begin LISTED ENTRIES

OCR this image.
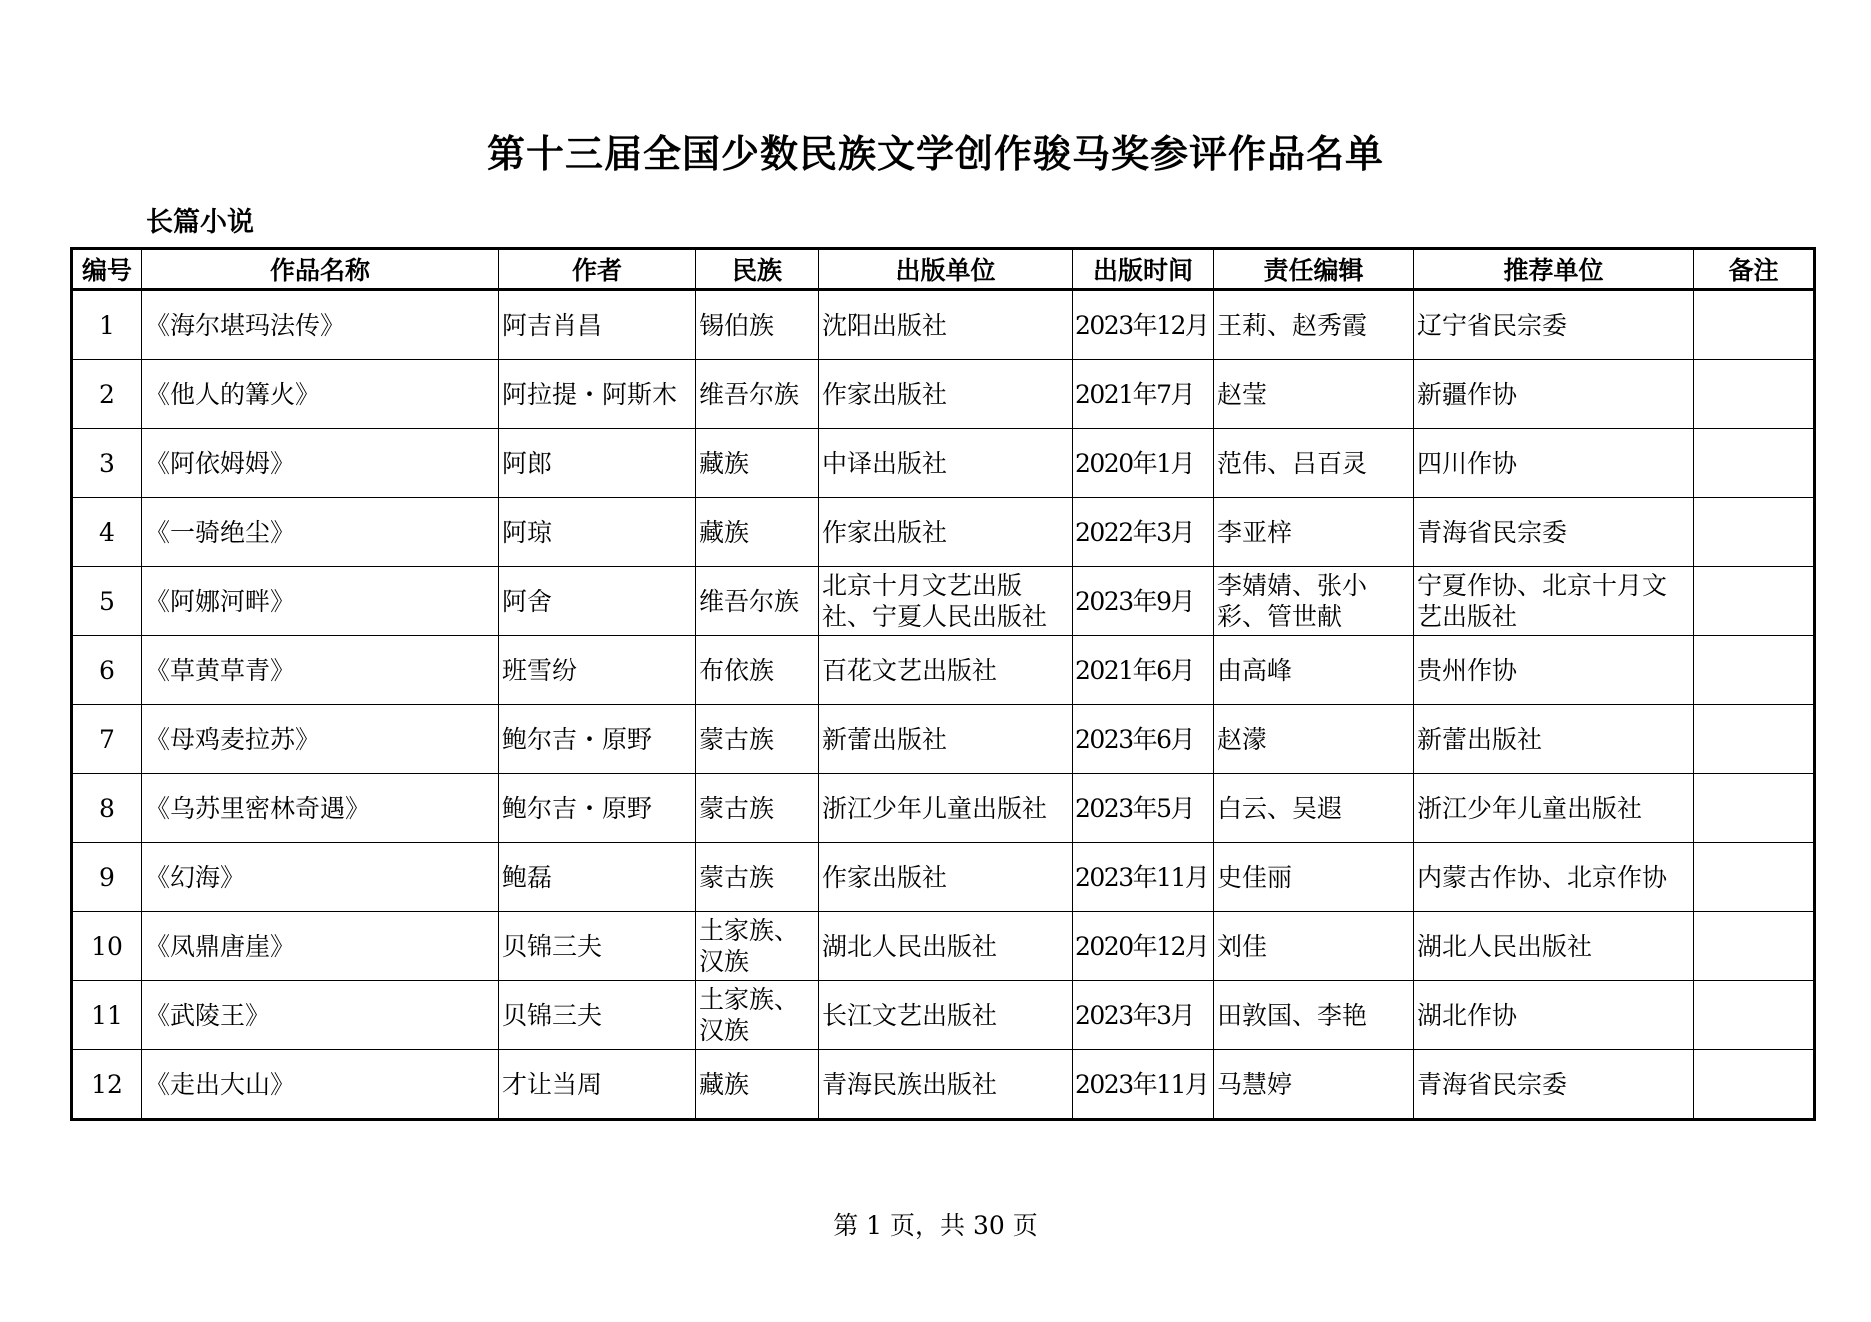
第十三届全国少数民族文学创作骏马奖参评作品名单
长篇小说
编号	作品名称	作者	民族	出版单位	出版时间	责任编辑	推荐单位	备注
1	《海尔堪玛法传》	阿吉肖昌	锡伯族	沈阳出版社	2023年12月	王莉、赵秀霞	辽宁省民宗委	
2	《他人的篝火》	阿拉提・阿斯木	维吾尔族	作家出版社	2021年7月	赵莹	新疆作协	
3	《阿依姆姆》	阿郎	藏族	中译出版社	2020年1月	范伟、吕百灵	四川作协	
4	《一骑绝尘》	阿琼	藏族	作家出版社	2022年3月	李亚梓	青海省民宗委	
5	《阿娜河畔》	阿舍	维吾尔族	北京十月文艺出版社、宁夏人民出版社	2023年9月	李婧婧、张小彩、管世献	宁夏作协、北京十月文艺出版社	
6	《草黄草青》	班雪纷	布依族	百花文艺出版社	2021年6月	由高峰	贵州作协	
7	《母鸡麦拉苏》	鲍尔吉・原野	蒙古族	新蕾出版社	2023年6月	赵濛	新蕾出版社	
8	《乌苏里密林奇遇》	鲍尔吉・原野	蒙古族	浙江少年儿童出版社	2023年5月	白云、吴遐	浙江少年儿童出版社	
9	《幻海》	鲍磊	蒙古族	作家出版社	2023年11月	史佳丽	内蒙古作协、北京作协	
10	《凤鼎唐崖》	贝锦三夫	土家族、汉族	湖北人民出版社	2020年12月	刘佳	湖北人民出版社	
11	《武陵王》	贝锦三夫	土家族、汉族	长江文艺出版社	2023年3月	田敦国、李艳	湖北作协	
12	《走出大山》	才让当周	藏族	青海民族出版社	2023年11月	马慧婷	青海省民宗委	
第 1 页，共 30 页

end LISTED ENTRIES

Without including the pictures, reproduce all entries exactly.

OCR this image.
第十三届全国少数民族文学创作骏马奖参评作品名单
长篇小说
编号	作品名称	作者	民族	出版单位	出版时间	责任编辑	推荐单位	备注
1	《海尔堪玛法传》	阿吉肖昌	锡伯族	沈阳出版社	2023年12月	王莉、赵秀霞	辽宁省民宗委	
2	《他人的篝火》	阿拉提・阿斯木	维吾尔族	作家出版社	2021年7月	赵莹	新疆作协	
3	《阿依姆姆》	阿郎	藏族	中译出版社	2020年1月	范伟、吕百灵	四川作协	
4	《一骑绝尘》	阿琼	藏族	作家出版社	2022年3月	李亚梓	青海省民宗委	
5	《阿娜河畔》	阿舍	维吾尔族	北京十月文艺出版社、宁夏人民出版社	2023年9月	李婧婧、张小彩、管世献	宁夏作协、北京十月文艺出版社	
6	《草黄草青》	班雪纷	布依族	百花文艺出版社	2021年6月	由高峰	贵州作协	
7	《母鸡麦拉苏》	鲍尔吉・原野	蒙古族	新蕾出版社	2023年6月	赵濛	新蕾出版社	
8	《乌苏里密林奇遇》	鲍尔吉・原野	蒙古族	浙江少年儿童出版社	2023年5月	白云、吴遐	浙江少年儿童出版社	
9	《幻海》	鲍磊	蒙古族	作家出版社	2023年11月	史佳丽	内蒙古作协、北京作协	
10	《凤鼎唐崖》	贝锦三夫	土家族、汉族	湖北人民出版社	2020年12月	刘佳	湖北人民出版社	
11	《武陵王》	贝锦三夫	土家族、汉族	长江文艺出版社	2023年3月	田敦国、李艳	湖北作协	
12	《走出大山》	才让当周	藏族	青海民族出版社	2023年11月	马慧婷	青海省民宗委	
第 1 页，共 30 页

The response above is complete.